Problem statement:
Starting with the line that includes "Extract the structured", write out every remaining line of the records below exactly as it appears, leaving out any images.

Dataset rows about figures:
# # #

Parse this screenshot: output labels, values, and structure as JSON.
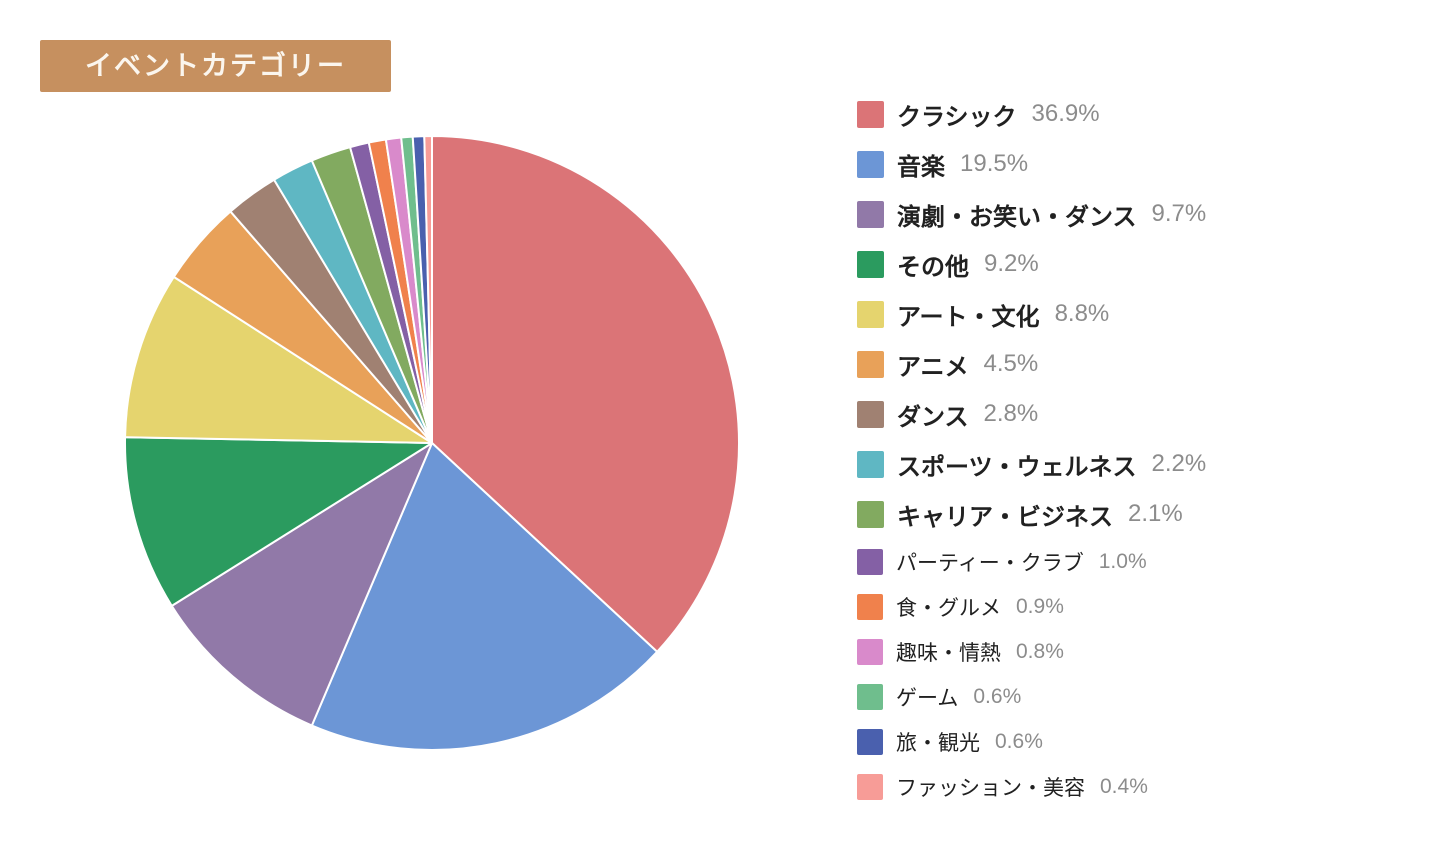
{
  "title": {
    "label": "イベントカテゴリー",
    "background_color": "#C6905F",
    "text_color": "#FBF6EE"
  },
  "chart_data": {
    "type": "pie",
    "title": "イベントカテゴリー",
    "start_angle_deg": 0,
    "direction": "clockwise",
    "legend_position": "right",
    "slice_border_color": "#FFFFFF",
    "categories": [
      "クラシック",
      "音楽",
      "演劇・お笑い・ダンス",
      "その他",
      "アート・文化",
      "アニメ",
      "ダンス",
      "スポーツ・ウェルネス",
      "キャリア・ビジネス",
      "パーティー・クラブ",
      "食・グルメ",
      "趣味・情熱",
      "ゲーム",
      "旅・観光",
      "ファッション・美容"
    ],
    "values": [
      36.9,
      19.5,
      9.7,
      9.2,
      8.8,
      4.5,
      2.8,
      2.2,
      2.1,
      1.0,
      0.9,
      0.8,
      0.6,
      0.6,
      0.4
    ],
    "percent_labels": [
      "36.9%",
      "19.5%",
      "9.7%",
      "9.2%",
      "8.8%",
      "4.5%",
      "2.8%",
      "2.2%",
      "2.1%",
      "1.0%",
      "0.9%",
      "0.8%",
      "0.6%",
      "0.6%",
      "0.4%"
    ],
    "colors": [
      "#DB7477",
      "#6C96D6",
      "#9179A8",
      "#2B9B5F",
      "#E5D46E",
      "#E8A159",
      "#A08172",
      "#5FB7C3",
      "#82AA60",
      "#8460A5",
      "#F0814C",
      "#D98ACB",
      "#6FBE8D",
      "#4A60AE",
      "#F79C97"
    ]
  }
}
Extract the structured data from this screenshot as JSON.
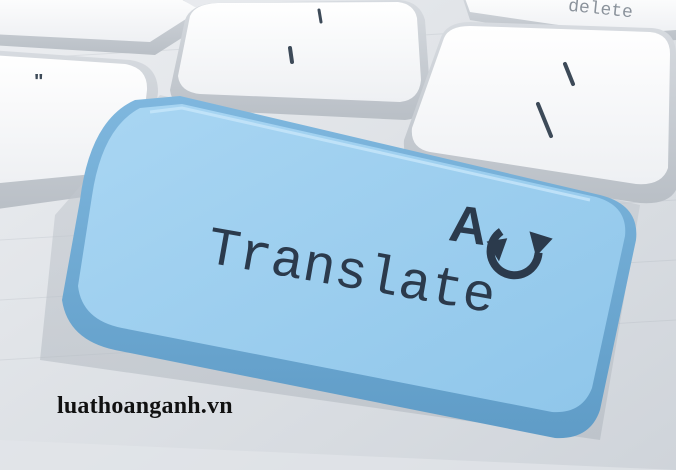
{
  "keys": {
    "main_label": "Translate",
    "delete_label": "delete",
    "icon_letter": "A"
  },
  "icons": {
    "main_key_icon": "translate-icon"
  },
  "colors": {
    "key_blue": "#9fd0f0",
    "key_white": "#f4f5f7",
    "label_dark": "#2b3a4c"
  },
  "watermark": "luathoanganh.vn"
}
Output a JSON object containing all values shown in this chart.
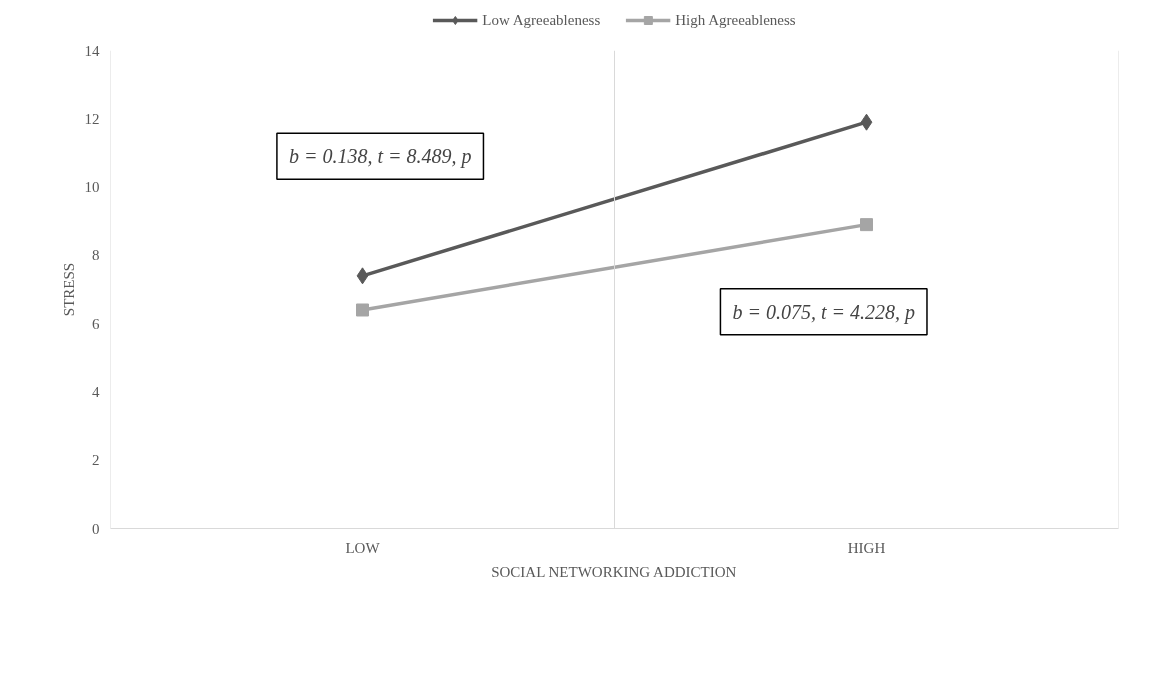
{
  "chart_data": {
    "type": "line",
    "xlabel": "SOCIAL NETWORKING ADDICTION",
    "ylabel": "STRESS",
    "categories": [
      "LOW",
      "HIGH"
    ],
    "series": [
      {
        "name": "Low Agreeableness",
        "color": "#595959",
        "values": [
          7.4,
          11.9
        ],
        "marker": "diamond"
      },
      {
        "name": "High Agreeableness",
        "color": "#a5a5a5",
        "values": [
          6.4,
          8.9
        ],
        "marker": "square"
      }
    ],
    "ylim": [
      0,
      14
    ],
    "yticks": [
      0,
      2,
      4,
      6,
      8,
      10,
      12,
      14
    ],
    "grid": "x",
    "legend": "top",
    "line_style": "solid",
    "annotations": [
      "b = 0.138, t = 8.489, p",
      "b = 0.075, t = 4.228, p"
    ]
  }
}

# # #

Complete output:
Extract the structured data from this screenshot as JSON.
{
  "keys": {
    "main_label": "Translate",
    "delete_label": "delete",
    "icon_letter": "A"
  },
  "icons": {
    "main_key_icon": "translate-icon"
  },
  "colors": {
    "key_blue": "#9fd0f0",
    "key_white": "#f4f5f7",
    "label_dark": "#2b3a4c"
  },
  "watermark": "luathoanganh.vn"
}
Output a JSON object containing all values shown in this chart.
{
  "chart_data": {
    "type": "line",
    "xlabel": "SOCIAL NETWORKING ADDICTION",
    "ylabel": "STRESS",
    "categories": [
      "LOW",
      "HIGH"
    ],
    "series": [
      {
        "name": "Low Agreeableness",
        "color": "#595959",
        "values": [
          7.4,
          11.9
        ],
        "marker": "diamond"
      },
      {
        "name": "High Agreeableness",
        "color": "#a5a5a5",
        "values": [
          6.4,
          8.9
        ],
        "marker": "square"
      }
    ],
    "ylim": [
      0,
      14
    ],
    "yticks": [
      0,
      2,
      4,
      6,
      8,
      10,
      12,
      14
    ],
    "grid": "x",
    "legend": "top",
    "line_style": "solid",
    "annotations": [
      "b = 0.138, t = 8.489, p",
      "b = 0.075, t = 4.228, p"
    ]
  }
}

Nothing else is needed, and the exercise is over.